━━━━━ PROVIDED RECORDS

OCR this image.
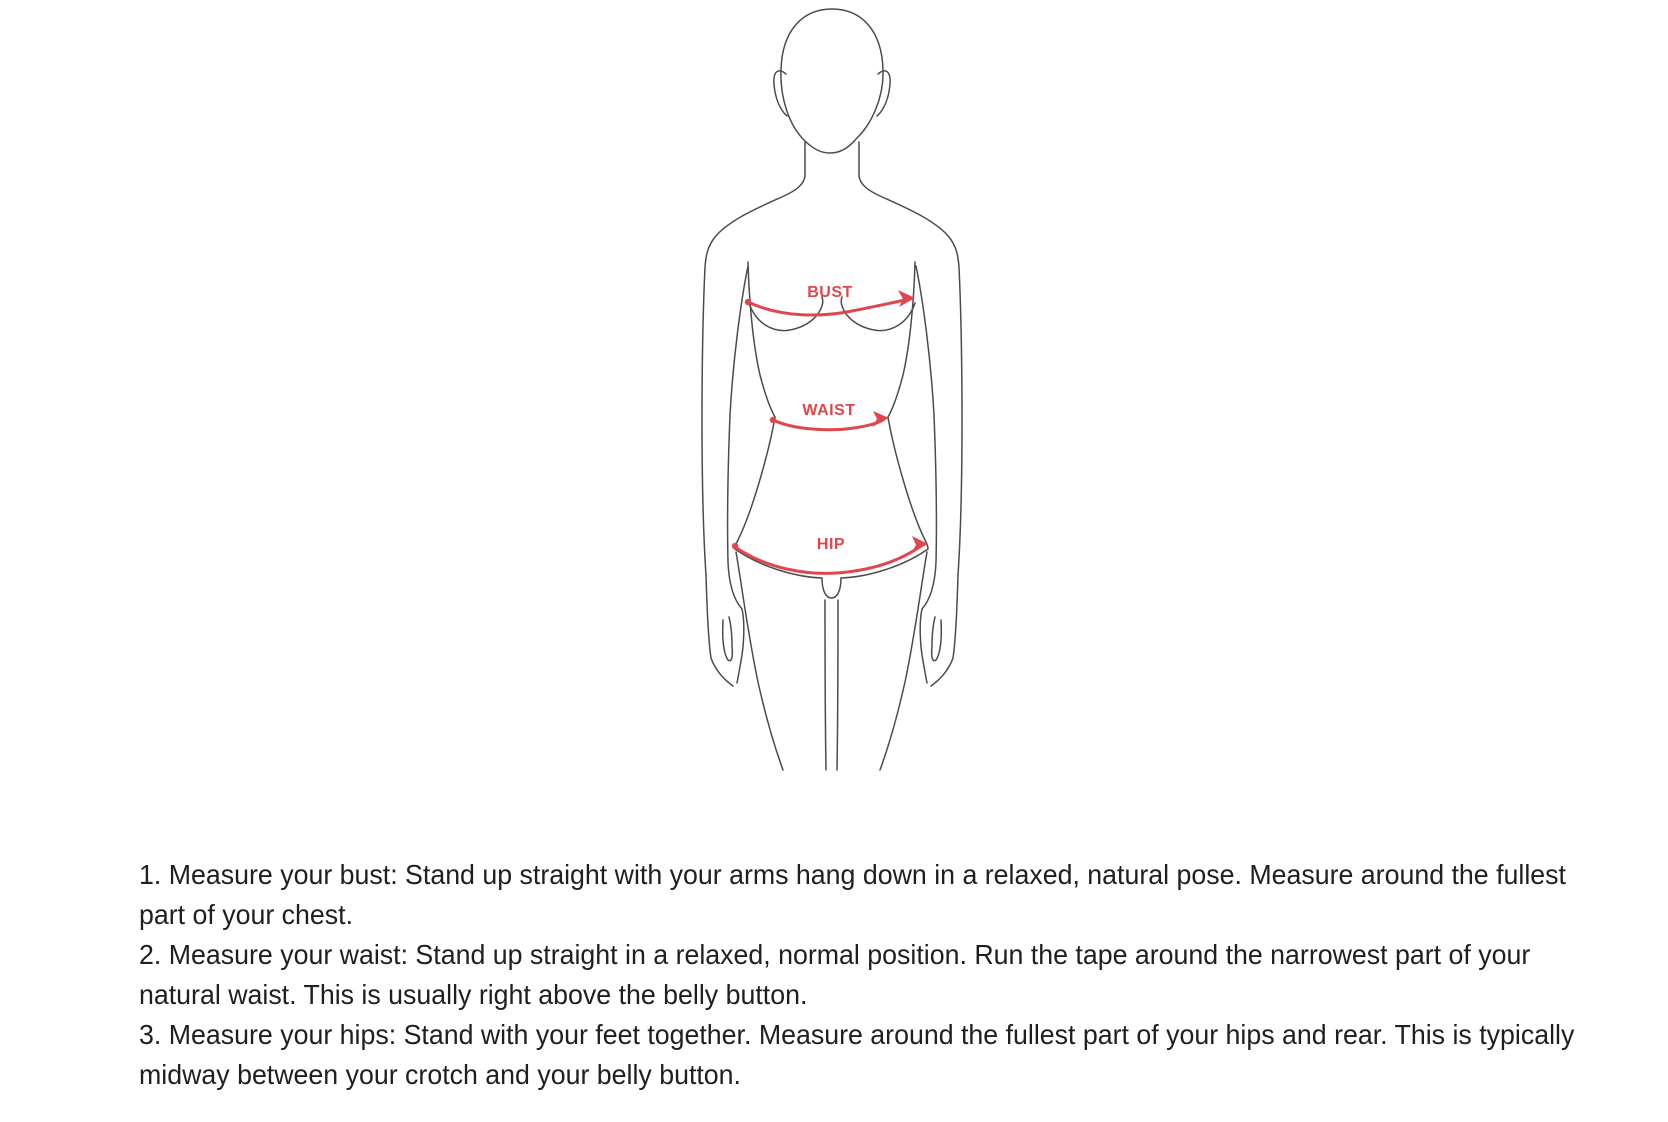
BUST
WAIST
HIP
1. Measure your bust: Stand up straight with your arms hang down in a relaxed, natural pose. Measure around the fullest part of your chest.
2. Measure your waist: Stand up straight in a relaxed, normal position. Run the tape around the narrowest part of your natural waist. This is usually right above the belly button.
3. Measure your hips: Stand with your feet together. Measure around the fullest part of your hips and rear. This is typically midway between your crotch and your belly button.
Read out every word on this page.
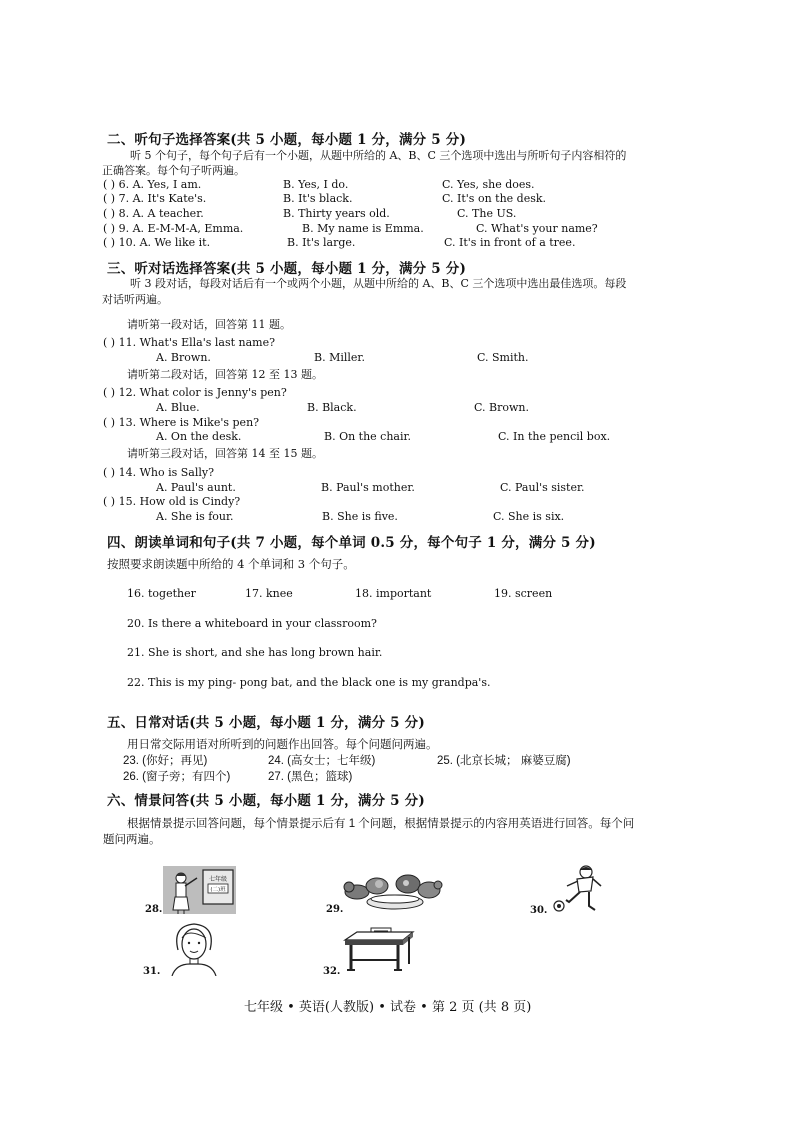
二、听句子选择答案(共 5 小题，每小题 1 分，满分 5 分)
听 5 个句子，每个句子后有一个小题，从题中所给的 A、B、C 三个选项中选出与所听句子内容相符的
正确答案。每个句子听两遍。
( ) 6. A. Yes, I am.	B. Yes, I do.	C. Yes, she does.
( ) 7. A. It's Kate's.	B. It's black.	C. It's on the desk.
( ) 8. A. A teacher.	B. Thirty years old.	C. The US.
( ) 9. A. E-M-M-A, Emma.	B. My name is Emma.	C. What's your name?
( ) 10. A. We like it.	B. It's large.	C. It's in front of a tree.
三、听对话选择答案(共 5 小题，每小题 1 分，满分 5 分)
听 3 段对话，每段对话后有一个或两个小题，从题中所给的 A、B、C 三个选项中选出最佳选项。每段
对话听两遍。
请听第一段对话，回答第 11 题。
( ) 11. What's Ella's last name?
A. Brown.	B. Miller.	C. Smith.
请听第二段对话，回答第 12 至 13 题。
( ) 12. What color is Jenny's pen?
A. Blue.	B. Black.	C. Brown.
( ) 13. Where is Mike's pen?
A. On the desk.	B. On the chair.	C. In the pencil box.
请听第三段对话，回答第 14 至 15 题。
( ) 14. Who is Sally?
A. Paul's aunt.	B. Paul's mother.	C. Paul's sister.
( ) 15. How old is Cindy?
A. She is four.	B. She is five.	C. She is six.
四、朗读单词和句子(共 7 小题，每个单词 0.5 分，每个句子 1 分，满分 5 分)
按照要求朗读题中所给的 4 个单词和 3 个句子。
16. together	17. knee	18. important	19. screen
20. Is there a whiteboard in your classroom?
21. She is short, and she has long brown hair.
22. This is my ping- pong bat, and the black one is my grandpa's.
五、日常对话(共 5 小题，每小题 1 分，满分 5 分)
用日常交际用语对所听到的问题作出回答。每个问题问两遍。
23. (你好；再见)	24. (高女士；七年级)	25. (北京长城； 麻婆豆腐)
26. (窗子旁；有四个)	27. (黑色；篮球)
六、情景问答(共 5 小题，每小题 1 分，满分 5 分)
根据情景提示回答问题，每个情景提示后有 1 个问题，根据情景提示的内容用英语进行回答。每个问
题问两遍。
28.
七年级
(二)班
29.	30.
31.	32.
七年级 • 英语(人教版) • 试卷 • 第 2 页 (共 8 页)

━━━━━━━━━━

● **GOAL**: Scan the material above. Copy each line that holds the word "together".

● **EXERCISE OUTPUT**:
3. Measure your hips: Stand with your feet together. Measure around the fullest part of your hips and rear. This is typically midway between your crotch and your belly button.
16. together	17. knee	18. important	19. screen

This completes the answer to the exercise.